[Recorded data]
#####

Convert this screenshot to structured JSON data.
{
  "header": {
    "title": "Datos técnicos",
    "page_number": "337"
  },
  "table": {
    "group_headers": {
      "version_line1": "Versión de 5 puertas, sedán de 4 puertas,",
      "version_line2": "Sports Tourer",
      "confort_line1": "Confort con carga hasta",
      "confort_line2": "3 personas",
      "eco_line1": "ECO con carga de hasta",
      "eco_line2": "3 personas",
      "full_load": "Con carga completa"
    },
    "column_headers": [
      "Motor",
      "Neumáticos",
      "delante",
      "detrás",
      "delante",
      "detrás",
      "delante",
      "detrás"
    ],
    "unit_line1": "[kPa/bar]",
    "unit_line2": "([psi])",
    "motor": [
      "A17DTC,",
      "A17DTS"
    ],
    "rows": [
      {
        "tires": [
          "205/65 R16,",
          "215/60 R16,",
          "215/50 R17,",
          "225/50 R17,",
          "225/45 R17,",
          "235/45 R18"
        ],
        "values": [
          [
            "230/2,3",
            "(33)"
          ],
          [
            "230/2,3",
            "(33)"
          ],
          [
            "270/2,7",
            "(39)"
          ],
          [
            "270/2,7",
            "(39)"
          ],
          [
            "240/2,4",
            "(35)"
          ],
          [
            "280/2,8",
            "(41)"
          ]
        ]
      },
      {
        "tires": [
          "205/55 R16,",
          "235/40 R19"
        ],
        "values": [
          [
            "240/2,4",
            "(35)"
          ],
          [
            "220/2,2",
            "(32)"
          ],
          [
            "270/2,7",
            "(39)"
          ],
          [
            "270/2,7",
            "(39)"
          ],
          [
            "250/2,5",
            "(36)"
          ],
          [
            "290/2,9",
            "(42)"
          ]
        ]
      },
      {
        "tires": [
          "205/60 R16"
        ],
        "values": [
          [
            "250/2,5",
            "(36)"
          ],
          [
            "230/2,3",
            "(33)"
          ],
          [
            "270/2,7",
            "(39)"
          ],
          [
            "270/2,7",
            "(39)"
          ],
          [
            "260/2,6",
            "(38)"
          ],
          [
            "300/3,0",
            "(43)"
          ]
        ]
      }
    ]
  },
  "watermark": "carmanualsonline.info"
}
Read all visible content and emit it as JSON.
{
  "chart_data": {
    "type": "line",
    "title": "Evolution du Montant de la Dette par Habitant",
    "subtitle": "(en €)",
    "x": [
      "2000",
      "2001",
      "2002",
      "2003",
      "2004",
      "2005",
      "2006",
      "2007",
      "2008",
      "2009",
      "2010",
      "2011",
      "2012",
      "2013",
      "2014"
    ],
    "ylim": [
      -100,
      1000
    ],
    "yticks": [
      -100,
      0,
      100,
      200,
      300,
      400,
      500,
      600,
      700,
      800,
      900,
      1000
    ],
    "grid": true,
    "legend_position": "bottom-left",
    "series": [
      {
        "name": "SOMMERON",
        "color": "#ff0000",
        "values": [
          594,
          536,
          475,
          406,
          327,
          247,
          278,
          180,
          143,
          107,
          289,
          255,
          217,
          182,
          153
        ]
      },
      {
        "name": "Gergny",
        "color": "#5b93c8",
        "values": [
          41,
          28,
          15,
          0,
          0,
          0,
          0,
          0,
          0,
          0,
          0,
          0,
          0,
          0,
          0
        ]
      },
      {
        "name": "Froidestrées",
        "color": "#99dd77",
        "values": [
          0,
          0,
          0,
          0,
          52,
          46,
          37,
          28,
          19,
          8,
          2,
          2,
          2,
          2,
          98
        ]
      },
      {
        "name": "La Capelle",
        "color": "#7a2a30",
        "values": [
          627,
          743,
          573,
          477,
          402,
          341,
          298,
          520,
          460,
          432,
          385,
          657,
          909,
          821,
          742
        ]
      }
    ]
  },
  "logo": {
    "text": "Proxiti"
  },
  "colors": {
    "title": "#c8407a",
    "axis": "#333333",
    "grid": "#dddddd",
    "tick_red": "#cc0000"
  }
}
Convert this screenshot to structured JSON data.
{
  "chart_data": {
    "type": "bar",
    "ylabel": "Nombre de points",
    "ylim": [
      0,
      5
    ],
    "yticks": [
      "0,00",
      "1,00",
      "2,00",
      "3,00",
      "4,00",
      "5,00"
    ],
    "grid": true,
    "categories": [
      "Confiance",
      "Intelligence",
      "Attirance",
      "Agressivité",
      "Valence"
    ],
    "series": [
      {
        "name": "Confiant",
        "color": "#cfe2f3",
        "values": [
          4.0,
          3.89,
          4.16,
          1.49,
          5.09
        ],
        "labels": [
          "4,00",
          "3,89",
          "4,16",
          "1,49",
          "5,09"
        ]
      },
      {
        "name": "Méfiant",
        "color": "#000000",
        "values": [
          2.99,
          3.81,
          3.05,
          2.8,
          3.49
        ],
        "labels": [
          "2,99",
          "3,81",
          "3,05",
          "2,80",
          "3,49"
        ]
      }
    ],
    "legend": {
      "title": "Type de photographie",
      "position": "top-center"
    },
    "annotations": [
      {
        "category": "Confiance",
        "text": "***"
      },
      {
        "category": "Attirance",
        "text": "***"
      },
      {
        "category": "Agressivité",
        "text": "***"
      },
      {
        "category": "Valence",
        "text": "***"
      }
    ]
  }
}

#####

Without omitting anything, output the entries exactly.

[Correct output]
Convert this screenshot to structured JSON data.
{
  "header": {
    "title": "Datos técnicos",
    "page_number": "337"
  },
  "table": {
    "group_headers": {
      "version_line1": "Versión de 5 puertas, sedán de 4 puertas,",
      "version_line2": "Sports Tourer",
      "confort_line1": "Confort con carga hasta",
      "confort_line2": "3 personas",
      "eco_line1": "ECO con carga de hasta",
      "eco_line2": "3 personas",
      "full_load": "Con carga completa"
    },
    "column_headers": [
      "Motor",
      "Neumáticos",
      "delante",
      "detrás",
      "delante",
      "detrás",
      "delante",
      "detrás"
    ],
    "unit_line1": "[kPa/bar]",
    "unit_line2": "([psi])",
    "motor": [
      "A17DTC,",
      "A17DTS"
    ],
    "rows": [
      {
        "tires": [
          "205/65 R16,",
          "215/60 R16,",
          "215/50 R17,",
          "225/50 R17,",
          "225/45 R17,",
          "235/45 R18"
        ],
        "values": [
          [
            "230/2,3",
            "(33)"
          ],
          [
            "230/2,3",
            "(33)"
          ],
          [
            "270/2,7",
            "(39)"
          ],
          [
            "270/2,7",
            "(39)"
          ],
          [
            "240/2,4",
            "(35)"
          ],
          [
            "280/2,8",
            "(41)"
          ]
        ]
      },
      {
        "tires": [
          "205/55 R16,",
          "235/40 R19"
        ],
        "values": [
          [
            "240/2,4",
            "(35)"
          ],
          [
            "220/2,2",
            "(32)"
          ],
          [
            "270/2,7",
            "(39)"
          ],
          [
            "270/2,7",
            "(39)"
          ],
          [
            "250/2,5",
            "(36)"
          ],
          [
            "290/2,9",
            "(42)"
          ]
        ]
      },
      {
        "tires": [
          "205/60 R16"
        ],
        "values": [
          [
            "250/2,5",
            "(36)"
          ],
          [
            "230/2,3",
            "(33)"
          ],
          [
            "270/2,7",
            "(39)"
          ],
          [
            "270/2,7",
            "(39)"
          ],
          [
            "260/2,6",
            "(38)"
          ],
          [
            "300/3,0",
            "(43)"
          ]
        ]
      }
    ]
  },
  "watermark": "carmanualsonline.info"
}
Read all visible content and emit it as JSON.
{
  "chart_data": {
    "type": "line",
    "title": "Evolution du Montant de la Dette par Habitant",
    "subtitle": "(en €)",
    "x": [
      "2000",
      "2001",
      "2002",
      "2003",
      "2004",
      "2005",
      "2006",
      "2007",
      "2008",
      "2009",
      "2010",
      "2011",
      "2012",
      "2013",
      "2014"
    ],
    "ylim": [
      -100,
      1000
    ],
    "yticks": [
      -100,
      0,
      100,
      200,
      300,
      400,
      500,
      600,
      700,
      800,
      900,
      1000
    ],
    "grid": true,
    "legend_position": "bottom-left",
    "series": [
      {
        "name": "SOMMERON",
        "color": "#ff0000",
        "values": [
          594,
          536,
          475,
          406,
          327,
          247,
          278,
          180,
          143,
          107,
          289,
          255,
          217,
          182,
          153
        ]
      },
      {
        "name": "Gergny",
        "color": "#5b93c8",
        "values": [
          41,
          28,
          15,
          0,
          0,
          0,
          0,
          0,
          0,
          0,
          0,
          0,
          0,
          0,
          0
        ]
      },
      {
        "name": "Froidestrées",
        "color": "#99dd77",
        "values": [
          0,
          0,
          0,
          0,
          52,
          46,
          37,
          28,
          19,
          8,
          2,
          2,
          2,
          2,
          98
        ]
      },
      {
        "name": "La Capelle",
        "color": "#7a2a30",
        "values": [
          627,
          743,
          573,
          477,
          402,
          341,
          298,
          520,
          460,
          432,
          385,
          657,
          909,
          821,
          742
        ]
      }
    ]
  },
  "logo": {
    "text": "Proxiti"
  },
  "colors": {
    "title": "#c8407a",
    "axis": "#333333",
    "grid": "#dddddd",
    "tick_red": "#cc0000"
  }
}
Convert this screenshot to structured JSON data.
{
  "chart_data": {
    "type": "bar",
    "ylabel": "Nombre de points",
    "ylim": [
      0,
      5
    ],
    "yticks": [
      "0,00",
      "1,00",
      "2,00",
      "3,00",
      "4,00",
      "5,00"
    ],
    "grid": true,
    "categories": [
      "Confiance",
      "Intelligence",
      "Attirance",
      "Agressivité",
      "Valence"
    ],
    "series": [
      {
        "name": "Confiant",
        "color": "#cfe2f3",
        "values": [
          4.0,
          3.89,
          4.16,
          1.49,
          5.09
        ],
        "labels": [
          "4,00",
          "3,89",
          "4,16",
          "1,49",
          "5,09"
        ]
      },
      {
        "name": "Méfiant",
        "color": "#000000",
        "values": [
          2.99,
          3.81,
          3.05,
          2.8,
          3.49
        ],
        "labels": [
          "2,99",
          "3,81",
          "3,05",
          "2,80",
          "3,49"
        ]
      }
    ],
    "legend": {
      "title": "Type de photographie",
      "position": "top-center"
    },
    "annotations": [
      {
        "category": "Confiance",
        "text": "***"
      },
      {
        "category": "Attirance",
        "text": "***"
      },
      {
        "category": "Agressivité",
        "text": "***"
      },
      {
        "category": "Valence",
        "text": "***"
      }
    ]
  }
}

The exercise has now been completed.